* **Directions**
Give only a count of the lines that include the string "α₂X₂ᵢ".

— START OF Information given —

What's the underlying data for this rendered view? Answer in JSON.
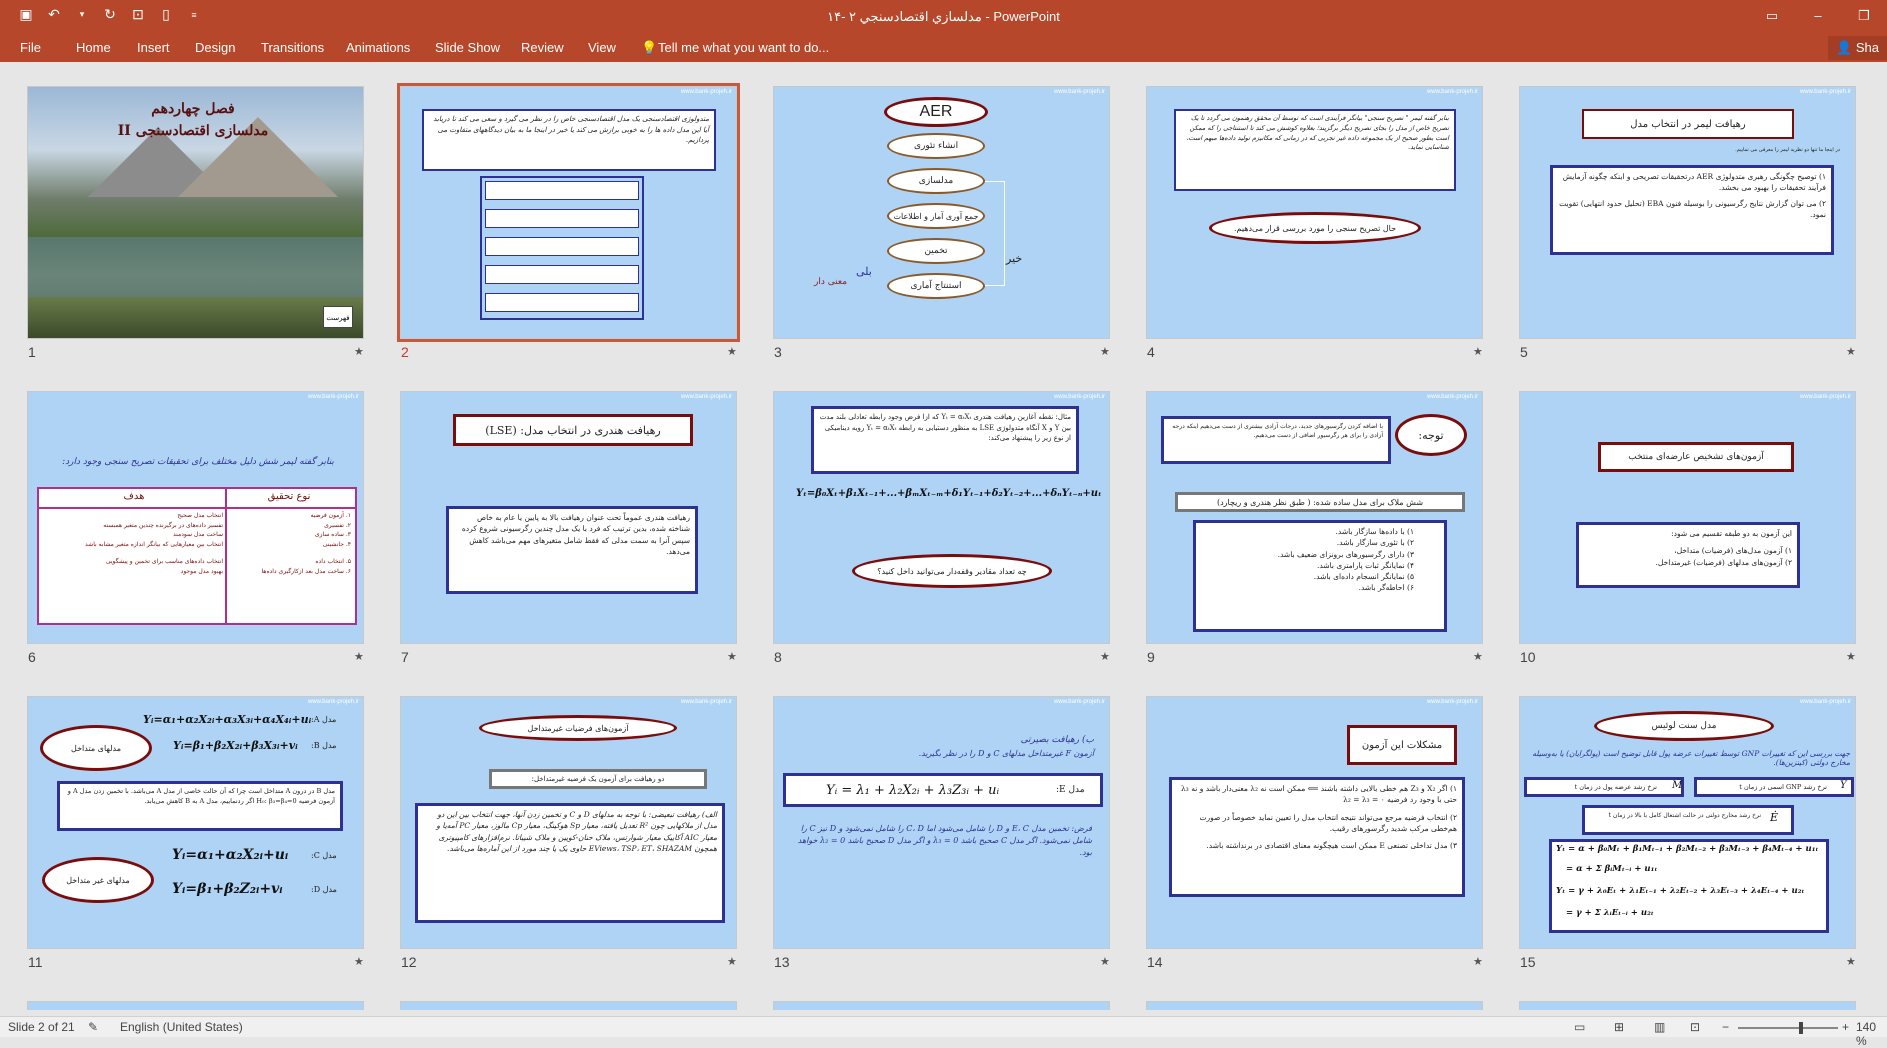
{
  "window": {
    "title": "۱۴- مدلسازي اقتصادسنجي ۲ - PowerPoint",
    "share": "Sha"
  },
  "qat_icons": [
    "save-icon",
    "undo-icon",
    "dropdown-icon",
    "redo-icon",
    "present-icon",
    "new-icon",
    "customize-icon"
  ],
  "ribbon": {
    "tabs": [
      "File",
      "Home",
      "Insert",
      "Design",
      "Transitions",
      "Animations",
      "Slide Show",
      "Review",
      "View"
    ],
    "tell_me": "Tell me what you want to do..."
  },
  "watermark": "www.bank-projeh.ir",
  "slides": {
    "s1": {
      "num": "1",
      "title": "فصل چهاردهم",
      "subtitle": "مدلسازی اقتصادسنجی II",
      "badge": "فهرست"
    },
    "s2": {
      "num": "2",
      "text": "متدولوژی اقتصادسنجی یک مدل اقتصادسنجی خاص را در نظر می گیرد و سعی می کند تا دریابد آیا این مدل داده ها را به خوبی برازش می کند یا خیر در اینجا ما به بیان دیدگاههای متفاوت می پردازیم."
    },
    "s3": {
      "num": "3",
      "aer": "AER",
      "steps": [
        "انشاء تئوری",
        "مدلسازی",
        "جمع آوری آمار و اطلاعات",
        "تخمین",
        "استنتاج آماری"
      ],
      "yes": "بلی",
      "no": "خیر",
      "meaningful": "معنی دار"
    },
    "s4": {
      "num": "4",
      "text": "بنابر گفته لیمر \" تصریح سنجی\" بیانگر فرآیندی است که توسط آن محقق رهنمون می گردد تا یک تصریح خاص از مدل را بجای تصریح دیگر برگزیند؛ بعلاوه کوشش می کند تا استنتاجی را که ممکن است بطور صحیح از یک مجموعه داده غیر تجربی که در زمانی که مکانیزم تولید داده‌ها مبهم است، شناسایی نماید.",
      "oval": "حال تصریح سنجی را مورد بررسی قرار می‌دهیم."
    },
    "s5": {
      "num": "5",
      "title": "رهیافت لیمر در انتخاب مدل",
      "note": "در اینجا ما تنها دو نظریه لیمر را معرفی می نماییم.",
      "p1": "۱) توصیح چگونگی رهبری متدولوژی AER درتحقیقات تصریحی و اینکه چگونه آزمایش فرآیند تحقیقات را بهبود می بخشد.",
      "p2": "۲) می توان گزارش نتایج رگرسیونی را بوسیله فنون EBA (تحلیل حدود انتهایی) تقویت نمود."
    },
    "s6": {
      "num": "6",
      "intro": "بنابر گفته لیمر شش دلیل مختلف برای تحقیقات تصریح سنجی وجود دارد:",
      "col1": "نوع تحقیق",
      "col2": "هدف",
      "rows1": [
        "۱. آزمون فرضیه",
        "۲. تفسیری",
        "۳. ساده سازی",
        "۴. جانشینی",
        "۵. انتخاب داده",
        "۶. ساخت مدل بعد ازکارگیری داده‌ها"
      ],
      "rows2": [
        "انتخاب مدل صحیح",
        "تفسیر داده‌های در برگیرنده چندین متغیر همبسته",
        "ساخت مدل سودمند",
        "انتخاب بین معیارهایی که بیانگر اندازه متغیر مشابه باشد",
        "انتخاب داده‌های مناسب برای تخمین و پیشگویی",
        "بهبود مدل موجود"
      ]
    },
    "s7": {
      "num": "7",
      "title": "رهیافت هندری در انتخاب مدل: (LSE)",
      "text": "رهیافت هندری عموماً تحت عنوان رهیافت بالا به پایین یا عام به خاص شناخته شده، بدین ترتیب که فرد با یک مدل چندین رگرسیونی شروع کرده سپس آنرا به سمت مدلی که فقط شامل متغیرهای مهم می‌باشد کاهش می‌دهد."
    },
    "s8": {
      "num": "8",
      "text": "مثال: نقطه آغازین رهیافت هندری Yₜ = αₜXₜ که ازا فرض وجود رابطه تعادلی بلند مدت بین Y و X آنگاه متدولوژی LSE به منظور دستیابی به رابطه Yₜ = αₜXₜ رویه دینامیکی از نوع زیر را پیشنهاد می‌کند:",
      "eq": "Yₜ=β₀Xₜ+β₁Xₜ₋₁+...+βₘXₜ₋ₘ+δ₁Yₜ₋₁+δ₂Yₜ₋₂+...+δₙYₜ₋ₙ+uₜ",
      "oval": "چه تعداد مقادیر وقفه‌دار می‌توانید داخل کنید؟"
    },
    "s9": {
      "num": "9",
      "title": "توجه:",
      "text": "با اضافه کردن رگرسیورهای جدید، درجات آزادی بیشتری از دست می‌دهیم اینکه درجه آزادی را برای هر رگرسیور اضافی از دست می‌دهیم.",
      "heading": "شش ملاک برای مدل ساده شده: ( طبق نظر هندری و ریچارد)",
      "items": [
        "۱) با داده‌ها سازگار باشد.",
        "۲) با تئوری سازگار باشد.",
        "۳) دارای رگرسیورهای برونزای ضعیف باشد.",
        "۴) نمایانگر ثبات پارامتری باشد.",
        "۵) نمایانگر انسجام داده‌ای باشد.",
        "۶) احاطه‌گر باشد."
      ]
    },
    "s10": {
      "num": "10",
      "title": "آزمون‌های تشخیص عارضه‌ای منتخب",
      "intro": "این آزمون به دو طبقه تقسیم می شود:",
      "i1": "۱) آزمون مدل‌های (فرضیات) متداخل،",
      "i2": "۲) آزمون‌های مدلهای (فرضیات) غیرمتداخل."
    },
    "s11": {
      "num": "11",
      "eqA": "Yᵢ=α₁+α₂X₂ᵢ+α₃X₃ᵢ+α₄X₄ᵢ+uᵢ",
      "eqB": "Yᵢ=β₁+β₂X₂ᵢ+β₃X₃ᵢ+vᵢ",
      "labelA": "مدل A:",
      "labelB": "مدل B:",
      "oval1": "مدلهای متداخل",
      "text": "مدل B در درون A متداخل است چرا که آن حالت خاصی از مدل A می‌باشد. با تخمین زدن مدل A و آزمون فرضیه H₀: β₃=β₄=0 اگر ردنماییم، مدل A به B کاهش می‌یابد.",
      "eqC": "Yᵢ=α₁+α₂X₂ᵢ+uᵢ",
      "eqD": "Yᵢ=β₁+β₂Z₂ᵢ+vᵢ",
      "labelC": "مدل C:",
      "labelD": "مدل D:",
      "oval2": "مدلهای غیر متداخل"
    },
    "s12": {
      "num": "12",
      "title": "آزمون‌های فرضیات غیرمتداخل",
      "sub": "دو رهیافت برای آزمون یک فرضیه غیرمتداخل:",
      "text": "الف) رهیافت تبعیضی: با توجه به مدلهای D و C و تخمین زدن آنها، جهت انتخاب بین این دو مدل از ملاکهایی چون R² تعدیل یافته، معیار Sp هوکینگ، معیار Cp مالوز، معیار PC آمه‌یا و معیار AIC آکاییک معیار شوارتس، ملاک حنان-کویین و ملاک شیباتا. نرم‌افزارهای کامپیوتری همچون EViews، TSP، ET، SHAZAM حاوی یک یا چند مورد از این آماره‌ها می‌باشد."
    },
    "s13": {
      "num": "13",
      "title": "ب) رهیافت بصیرتی",
      "sub": "آزمون F غیرمتداخل مدلهای C و D را در نظر بگیرید.",
      "eq": "Yᵢ = λ₁ + λ₂X₂ᵢ + λ₃Z₃ᵢ + uᵢ",
      "label": "مدل E:",
      "text": "فرض: تخمین مدل E، C و D را شامل می‌شود اما C، D را شامل نمی‌شود و D نیز C را شامل نمی‌شود. اگر مدل C صحیح باشد λ₃ = 0 و اگر مدل D صحیح باشد λ₂ = 0 خواهد بود."
    },
    "s14": {
      "num": "14",
      "title": "مشکلات این آزمون",
      "p1": "۱) اگر X₂ و Z₃ هم خطی بالایی داشته باشند ⟸ ممکن است نه λ₂ معنی‌دار باشد و نه λ₃ حتی با وجود رد فرضیه λ₂ = λ₃ = ۰",
      "p2": "۲) انتخاب فرضیه مرجع می‌تواند نتیجه انتخاب مدل را تعیین نماید خصوصاً در صورت هم‌خطی مرکب شدید رگرسورهای رقیب.",
      "p3": "۳) مدل تداخلی تصنعی E ممکن است هیچگونه معنای اقتصادی در برنداشته باشد."
    },
    "s15": {
      "num": "15",
      "title": "مدل سنت لوئیس",
      "text": "جهت بررسی این که تغییرات GNP توسط تغییرات عرضه پول قابل توضیح است (پولگرایان) یا به‌وسیله مخارج دولتی (کینزین‌ها).",
      "l1": "نرخ رشد GNP اسمی در زمان t",
      "l2": "نرخ رشد عرضه پول در زمان t",
      "l3": "نرخ رشد مخارج دولتی در حالت اشتغال کامل یا بالا در زمان t",
      "e1": "Yₜ = α + β₀Mₜ + β₁Mₜ₋₁ + β₂Mₜ₋₂ + β₃Mₜ₋₃ + β₄Mₜ₋₄ + u₁ₜ",
      "e2": "= α + Σ βᵢMₜ₋ᵢ + u₁ₜ",
      "e3": "Yₜ = γ + λ₀Eₜ + λ₁Eₜ₋₁ + λ₂Eₜ₋₂ + λ₃Eₜ₋₃ + λ₄Eₜ₋₄ + u₂ₜ",
      "e4": "= γ + Σ λᵢEₜ₋ᵢ + u₂ₜ",
      "sym1": "Ẏ",
      "sym2": "Ṁ",
      "sym3": "Ė"
    }
  },
  "status": {
    "slide": "Slide 2 of 21",
    "lang": "English (United States)",
    "zoom": "140 %"
  }
}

— END OF Information given —

* **Result of the exercise**
2